[start Given data]

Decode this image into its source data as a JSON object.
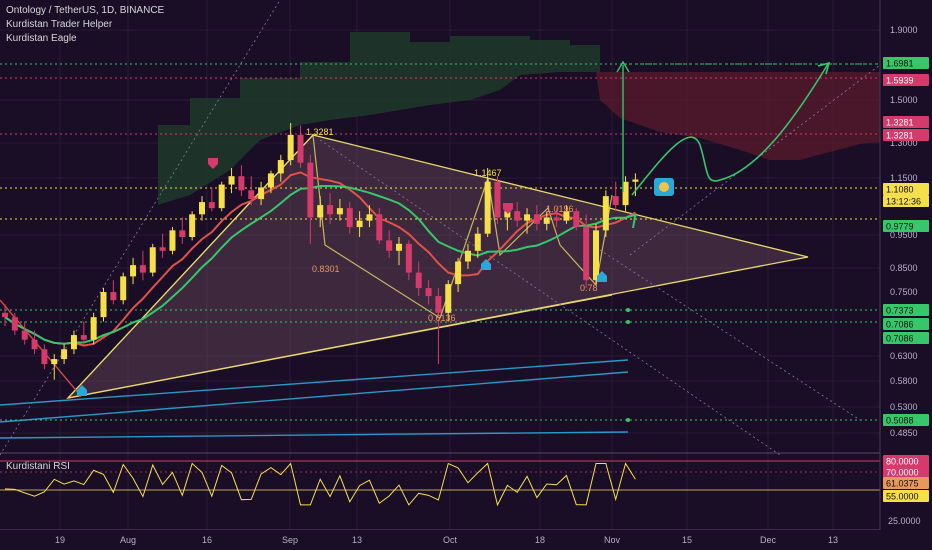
{
  "legend": {
    "symbol_line": "Ontology / TetherUS, 1D, BINANCE",
    "indicator1": "Kurdistan Trader Helper",
    "indicator2": "Kurdistan Eagle"
  },
  "rsi_title": "Kurdistani RSI",
  "colors": {
    "background": "#1a0d26",
    "bull": "#f5e04a",
    "bear": "#d63a6a",
    "triangle": "#e8d86a",
    "green_line": "#35c76a",
    "red_line": "#e0524a",
    "blue_line": "#2aa8d8",
    "cloud": "#1f3a2a",
    "red_zone": "#5a1a2c",
    "target": "#35c76a"
  },
  "chart_data": {
    "type": "candlestick",
    "price_axis": {
      "ticks": [
        "1.9000",
        "1.5000",
        "1.3000",
        "1.1500",
        "0.9500",
        "0.8500",
        "0.7500",
        "0.6300",
        "0.5800",
        "0.5300",
        "0.4850"
      ]
    },
    "time_axis": {
      "ticks": [
        "19",
        "Aug",
        "16",
        "Sep",
        "13",
        "Oct",
        "18",
        "Nov",
        "15",
        "Dec",
        "13"
      ]
    },
    "price_tags": [
      {
        "value": "1.6981",
        "kind": "green"
      },
      {
        "value": "1.5939",
        "kind": "red"
      },
      {
        "value": "1.3281",
        "kind": "red"
      },
      {
        "value": "1.3281",
        "kind": "red"
      },
      {
        "value": "1.1080",
        "kind": "current"
      },
      {
        "value": "13:12:36",
        "kind": "countdown"
      },
      {
        "value": "0.9779",
        "kind": "green"
      },
      {
        "value": "0.7373",
        "kind": "green"
      },
      {
        "value": "0.7086",
        "kind": "green"
      },
      {
        "value": "0.7086",
        "kind": "green"
      },
      {
        "value": "0.5088",
        "kind": "green"
      }
    ],
    "pivot_labels": [
      {
        "text": "1.3281"
      },
      {
        "text": "0.8301"
      },
      {
        "text": "1.1467"
      },
      {
        "text": "1.0196"
      },
      {
        "text": "0.78"
      },
      {
        "text": "0.6136"
      }
    ],
    "candles": [
      [
        0.72,
        0.74,
        0.69,
        0.71
      ],
      [
        0.71,
        0.72,
        0.67,
        0.68
      ],
      [
        0.68,
        0.7,
        0.65,
        0.66
      ],
      [
        0.66,
        0.68,
        0.63,
        0.64
      ],
      [
        0.64,
        0.65,
        0.6,
        0.61
      ],
      [
        0.61,
        0.63,
        0.58,
        0.62
      ],
      [
        0.62,
        0.65,
        0.61,
        0.64
      ],
      [
        0.64,
        0.68,
        0.63,
        0.67
      ],
      [
        0.67,
        0.7,
        0.65,
        0.66
      ],
      [
        0.66,
        0.72,
        0.65,
        0.71
      ],
      [
        0.71,
        0.78,
        0.7,
        0.77
      ],
      [
        0.77,
        0.8,
        0.74,
        0.75
      ],
      [
        0.75,
        0.82,
        0.74,
        0.81
      ],
      [
        0.81,
        0.86,
        0.79,
        0.84
      ],
      [
        0.84,
        0.88,
        0.8,
        0.82
      ],
      [
        0.82,
        0.9,
        0.81,
        0.89
      ],
      [
        0.89,
        0.93,
        0.86,
        0.88
      ],
      [
        0.88,
        0.95,
        0.87,
        0.94
      ],
      [
        0.94,
        0.98,
        0.9,
        0.92
      ],
      [
        0.92,
        1.0,
        0.91,
        0.99
      ],
      [
        0.99,
        1.05,
        0.97,
        1.03
      ],
      [
        1.03,
        1.08,
        1.0,
        1.01
      ],
      [
        1.01,
        1.1,
        1.0,
        1.09
      ],
      [
        1.09,
        1.15,
        1.06,
        1.12
      ],
      [
        1.12,
        1.16,
        1.05,
        1.07
      ],
      [
        1.07,
        1.12,
        1.02,
        1.04
      ],
      [
        1.04,
        1.1,
        1.02,
        1.08
      ],
      [
        1.08,
        1.14,
        1.06,
        1.13
      ],
      [
        1.13,
        1.2,
        1.1,
        1.18
      ],
      [
        1.18,
        1.33,
        1.16,
        1.28
      ],
      [
        1.28,
        1.32,
        1.15,
        1.17
      ],
      [
        1.17,
        1.2,
        0.9,
        0.98
      ],
      [
        0.98,
        1.05,
        0.95,
        1.02
      ],
      [
        1.02,
        1.06,
        0.96,
        0.99
      ],
      [
        0.99,
        1.04,
        0.97,
        1.01
      ],
      [
        1.01,
        1.03,
        0.93,
        0.95
      ],
      [
        0.95,
        1.0,
        0.92,
        0.97
      ],
      [
        0.97,
        1.02,
        0.95,
        0.99
      ],
      [
        0.99,
        1.01,
        0.9,
        0.91
      ],
      [
        0.91,
        0.94,
        0.86,
        0.88
      ],
      [
        0.88,
        0.92,
        0.84,
        0.9
      ],
      [
        0.9,
        0.91,
        0.8,
        0.82
      ],
      [
        0.82,
        0.85,
        0.76,
        0.78
      ],
      [
        0.78,
        0.8,
        0.74,
        0.76
      ],
      [
        0.76,
        0.78,
        0.61,
        0.72
      ],
      [
        0.72,
        0.8,
        0.7,
        0.79
      ],
      [
        0.79,
        0.86,
        0.77,
        0.85
      ],
      [
        0.85,
        0.9,
        0.83,
        0.88
      ],
      [
        0.88,
        0.95,
        0.86,
        0.93
      ],
      [
        0.93,
        1.15,
        0.92,
        1.1
      ],
      [
        1.1,
        1.12,
        0.96,
        0.98
      ],
      [
        0.98,
        1.02,
        0.94,
        1.0
      ],
      [
        1.0,
        1.03,
        0.95,
        0.97
      ],
      [
        0.97,
        1.01,
        0.93,
        0.99
      ],
      [
        0.99,
        1.02,
        0.94,
        0.96
      ],
      [
        0.96,
        1.0,
        0.94,
        0.98
      ],
      [
        0.98,
        1.01,
        0.95,
        0.97
      ],
      [
        0.97,
        1.02,
        0.96,
        1.0
      ],
      [
        1.0,
        1.01,
        0.94,
        0.95
      ],
      [
        0.95,
        0.99,
        0.78,
        0.8
      ],
      [
        0.8,
        0.96,
        0.79,
        0.94
      ],
      [
        0.94,
        1.07,
        0.92,
        1.05
      ],
      [
        1.05,
        1.1,
        1.0,
        1.02
      ],
      [
        1.02,
        1.12,
        1.0,
        1.1
      ],
      [
        1.1,
        1.13,
        1.05,
        1.108
      ]
    ],
    "rsi": {
      "levels": [
        "80.0000",
        "70.0000",
        "61.0375",
        "55.0000",
        "25.0000"
      ],
      "current": "61.0375"
    }
  }
}
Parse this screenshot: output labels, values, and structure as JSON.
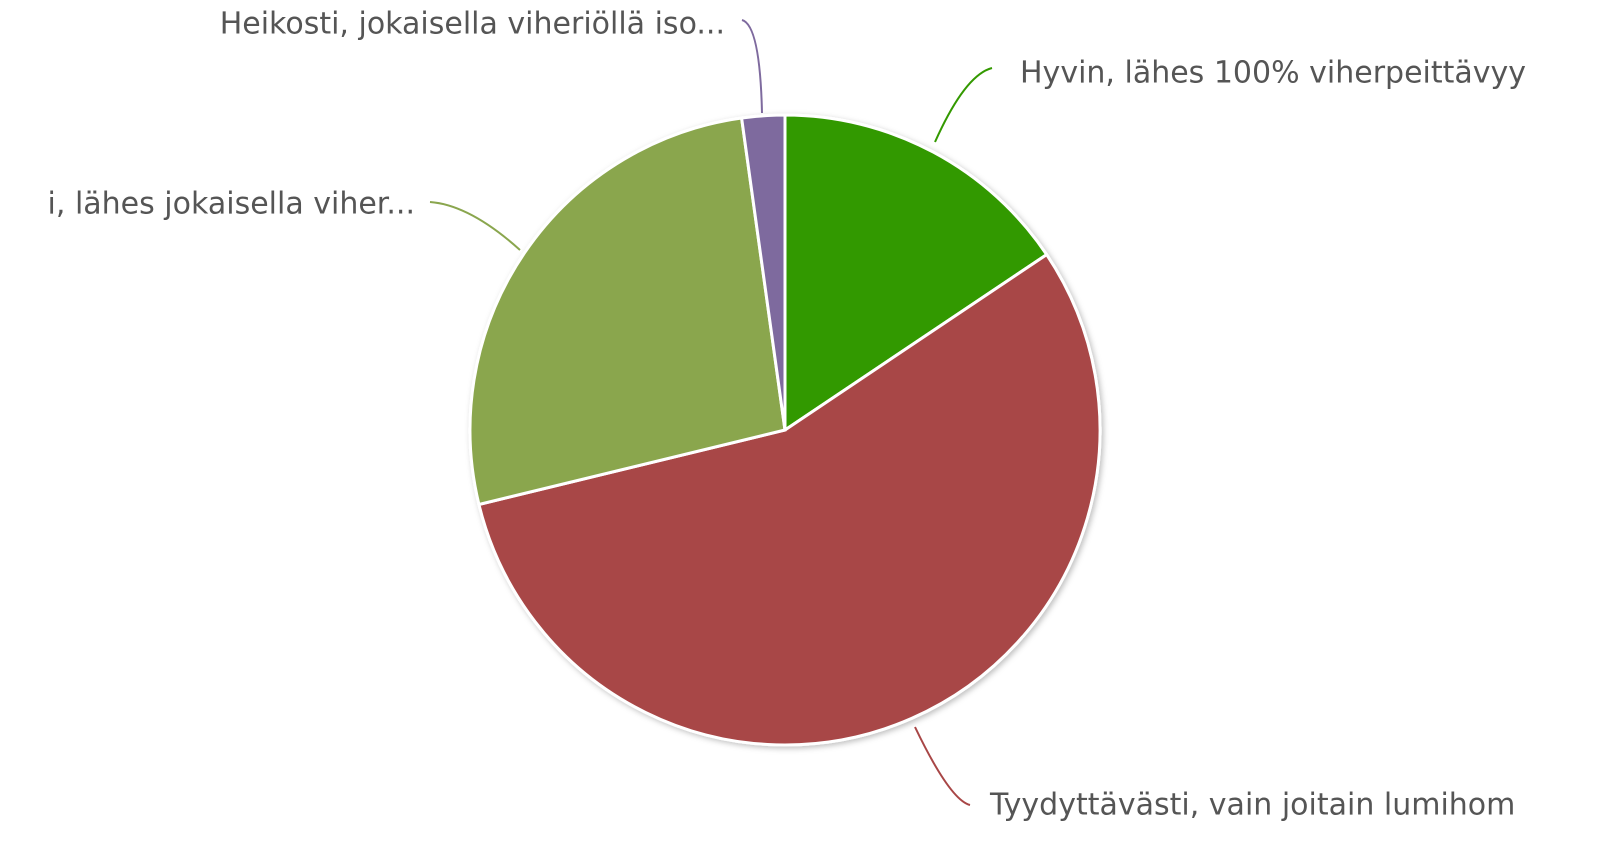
{
  "chart_data": {
    "type": "pie",
    "categories": [
      "Hyvin, lähes 100% viherpeittävyy",
      "Tyydyttävästi, vain joitain lumihom",
      "i, lähes jokaisella viher...",
      "Heikosti, jokaisella viheriöllä iso..."
    ],
    "values": [
      15.6,
      55.6,
      26.6,
      2.2
    ],
    "colors": [
      "#339900",
      "#a84646",
      "#8aa64e",
      "#7e6a9e"
    ]
  }
}
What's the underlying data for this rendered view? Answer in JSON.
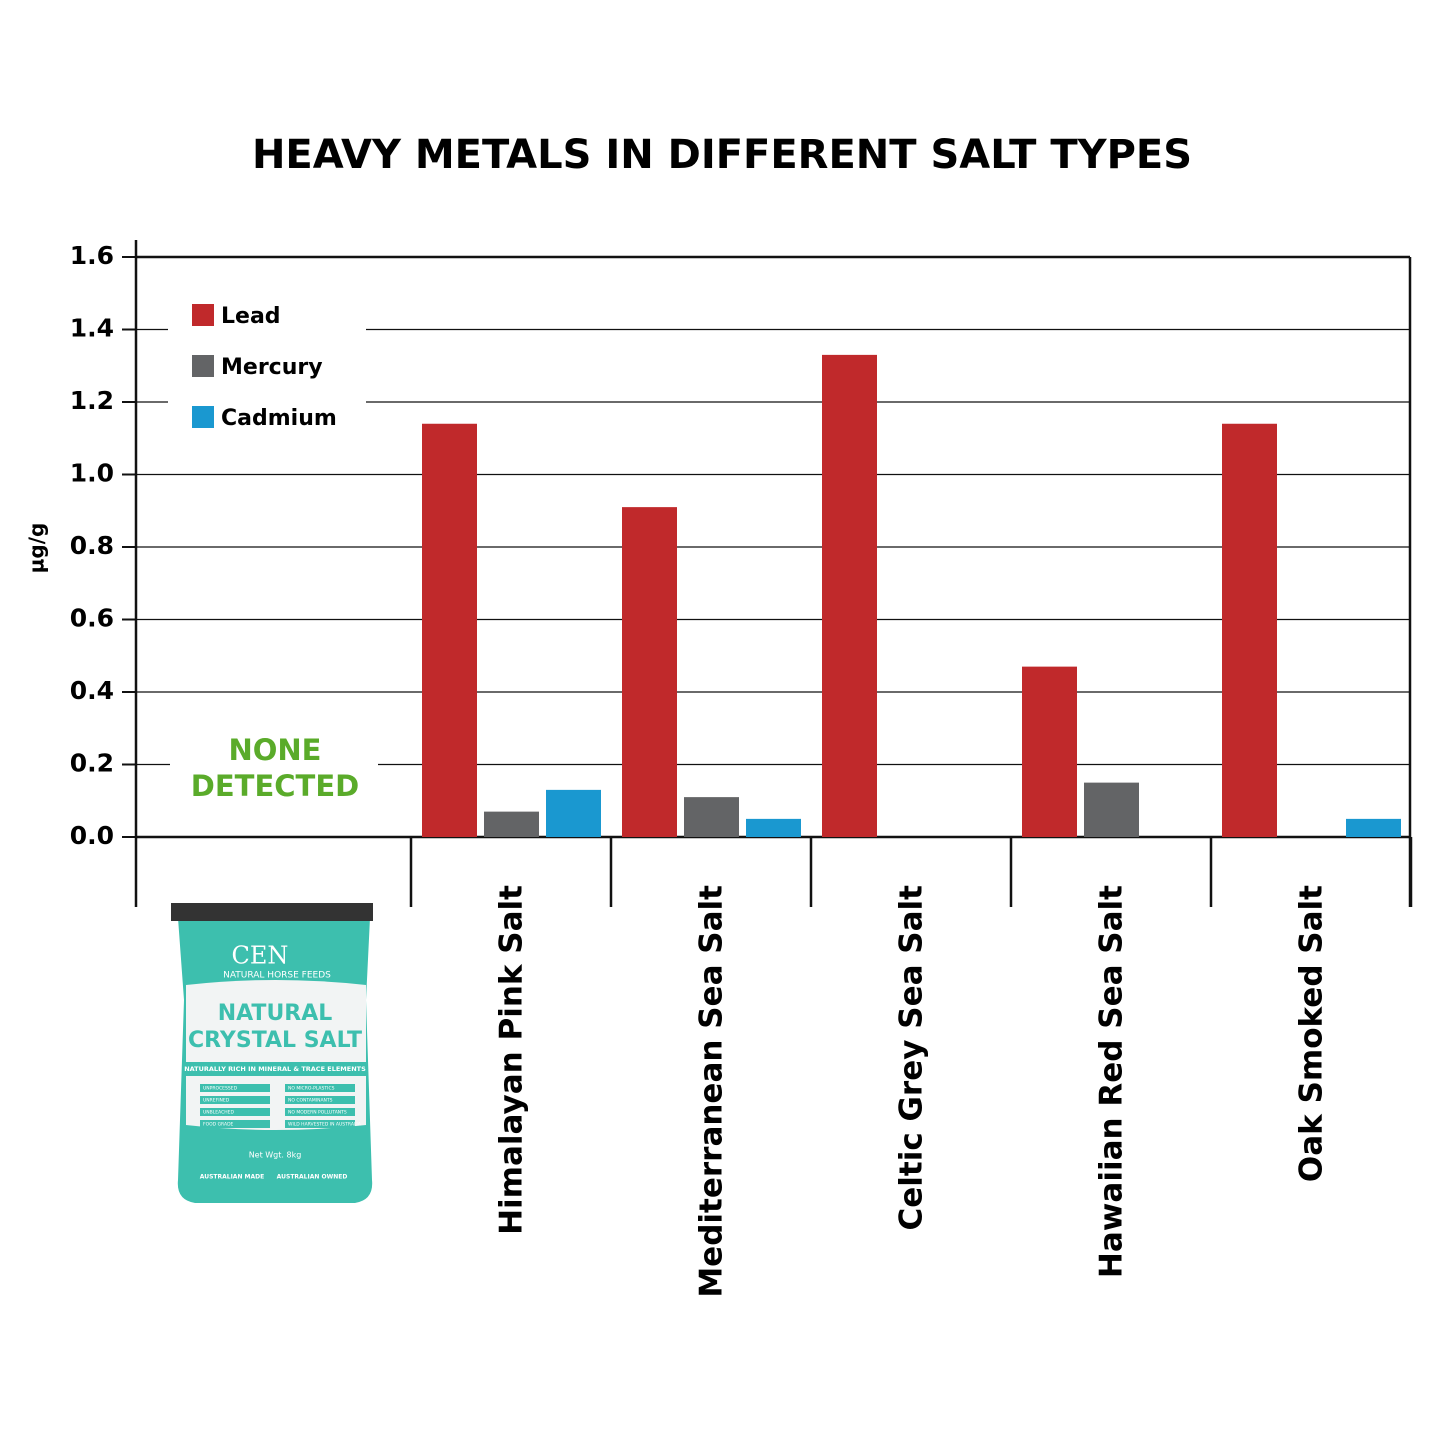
{
  "chart_data": {
    "type": "bar",
    "title": "HEAVY METALS IN DIFFERENT SALT TYPES",
    "y_label": "µg/g",
    "categories": [
      null,
      "Himalayan Pink Salt",
      "Mediterranean Sea Salt",
      "Celtic Grey Sea Salt",
      "Hawaiian Red Sea Salt",
      "Oak Smoked Salt"
    ],
    "series": [
      {
        "name": "Lead",
        "color": "#c0292b",
        "values": [
          0,
          1.14,
          0.91,
          1.33,
          0.47,
          1.14
        ]
      },
      {
        "name": "Mercury",
        "color": "#636466",
        "values": [
          0,
          0.07,
          0.11,
          0,
          0.15,
          0
        ]
      },
      {
        "name": "Cadmium",
        "color": "#1a98d0",
        "values": [
          0,
          0.13,
          0.05,
          0,
          0,
          0.05
        ]
      }
    ],
    "ylim": [
      0,
      1.6
    ],
    "yticks": [
      {
        "value": 0,
        "label": "0.0"
      },
      0.2,
      0.4,
      0.6,
      0.8,
      {
        "value": 1,
        "label": "1.0"
      },
      1.2,
      1.4,
      1.6
    ],
    "grid": true,
    "legend": "top-left",
    "annotation": "NONE DETECTED",
    "product": {
      "brand": "CEN",
      "tagline": "NATURAL HORSE FEEDS",
      "name_line1": "NATURAL",
      "name_line2": "CRYSTAL SALT",
      "claim": "NATURALLY RICH IN MINERAL & TRACE ELEMENTS",
      "features": [
        "UNPROCESSED",
        "NO MICRO-PLASTICS",
        "UNREFINED",
        "NO CONTAMINANTS",
        "UNBLEACHED",
        "NO MODERN POLLUTANTS",
        "FOOD GRADE",
        "WILD HARVESTED IN AUSTRALIA"
      ],
      "weight": "Net Wgt. 8kg",
      "made": "AUSTRALIAN MADE",
      "owned": "AUSTRALIAN OWNED"
    }
  }
}
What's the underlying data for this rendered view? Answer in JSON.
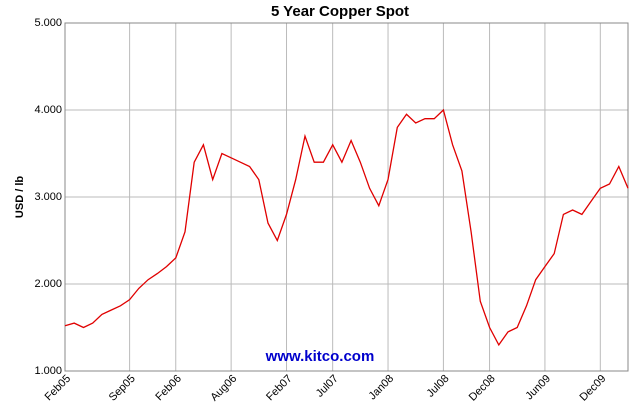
{
  "chart_data": {
    "type": "line",
    "title": "5 Year Copper Spot",
    "y_label": "USD / lb",
    "annotation": "www.kitco.com",
    "x": [
      "2005-02",
      "2005-03",
      "2005-04",
      "2005-05",
      "2005-06",
      "2005-07",
      "2005-08",
      "2005-09",
      "2005-10",
      "2005-11",
      "2005-12",
      "2006-01",
      "2006-02",
      "2006-03",
      "2006-04",
      "2006-05",
      "2006-06",
      "2006-07",
      "2006-08",
      "2006-09",
      "2006-10",
      "2006-11",
      "2006-12",
      "2007-01",
      "2007-02",
      "2007-03",
      "2007-04",
      "2007-05",
      "2007-06",
      "2007-07",
      "2007-08",
      "2007-09",
      "2007-10",
      "2007-11",
      "2007-12",
      "2008-01",
      "2008-02",
      "2008-03",
      "2008-04",
      "2008-05",
      "2008-06",
      "2008-07",
      "2008-08",
      "2008-09",
      "2008-10",
      "2008-11",
      "2008-12",
      "2009-01",
      "2009-02",
      "2009-03",
      "2009-04",
      "2009-05",
      "2009-06",
      "2009-07",
      "2009-08",
      "2009-09",
      "2009-10",
      "2009-11",
      "2009-12",
      "2010-01",
      "2010-02",
      "2010-03"
    ],
    "series": [
      {
        "name": "Copper",
        "color": "#e00000",
        "values": [
          1.52,
          1.55,
          1.5,
          1.55,
          1.65,
          1.7,
          1.75,
          1.82,
          1.95,
          2.05,
          2.12,
          2.2,
          2.3,
          2.6,
          3.4,
          3.6,
          3.2,
          3.5,
          3.45,
          3.4,
          3.35,
          3.2,
          2.7,
          2.5,
          2.8,
          3.2,
          3.7,
          3.4,
          3.4,
          3.6,
          3.4,
          3.65,
          3.4,
          3.1,
          2.9,
          3.2,
          3.8,
          3.95,
          3.85,
          3.9,
          3.9,
          4.0,
          3.6,
          3.3,
          2.6,
          1.8,
          1.5,
          1.3,
          1.45,
          1.5,
          1.75,
          2.05,
          2.2,
          2.35,
          2.8,
          2.85,
          2.8,
          2.95,
          3.1,
          3.15,
          3.35,
          3.1
        ]
      }
    ],
    "xlim": [
      "2005-02",
      "2010-03"
    ],
    "xticks": [
      {
        "value": "2005-02",
        "label": "Feb05"
      },
      {
        "value": "2005-09",
        "label": "Sep05"
      },
      {
        "value": "2006-02",
        "label": "Feb06"
      },
      {
        "value": "2006-08",
        "label": "Aug06"
      },
      {
        "value": "2007-02",
        "label": "Feb07"
      },
      {
        "value": "2007-07",
        "label": "Jul07"
      },
      {
        "value": "2008-01",
        "label": "Jan08"
      },
      {
        "value": "2008-07",
        "label": "Jul08"
      },
      {
        "value": "2008-12",
        "label": "Dec08"
      },
      {
        "value": "2009-06",
        "label": "Jun09"
      },
      {
        "value": "2009-12",
        "label": "Dec09"
      }
    ],
    "ylim": [
      1,
      5
    ],
    "yticks": [
      {
        "value": 1,
        "label": "1.000"
      },
      {
        "value": 2,
        "label": "2.000"
      },
      {
        "value": 3,
        "label": "3.000"
      },
      {
        "value": 4,
        "label": "4.000"
      },
      {
        "value": 5,
        "label": "5.000"
      }
    ],
    "grid": true
  }
}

[end Given data]

**Exercise prompt**
Copy every line of the listing where the word "annotation" appears.

**Answer to the problem**
    "annotation": "NONE DETECTED",
    "annotation": "www.kitco.com",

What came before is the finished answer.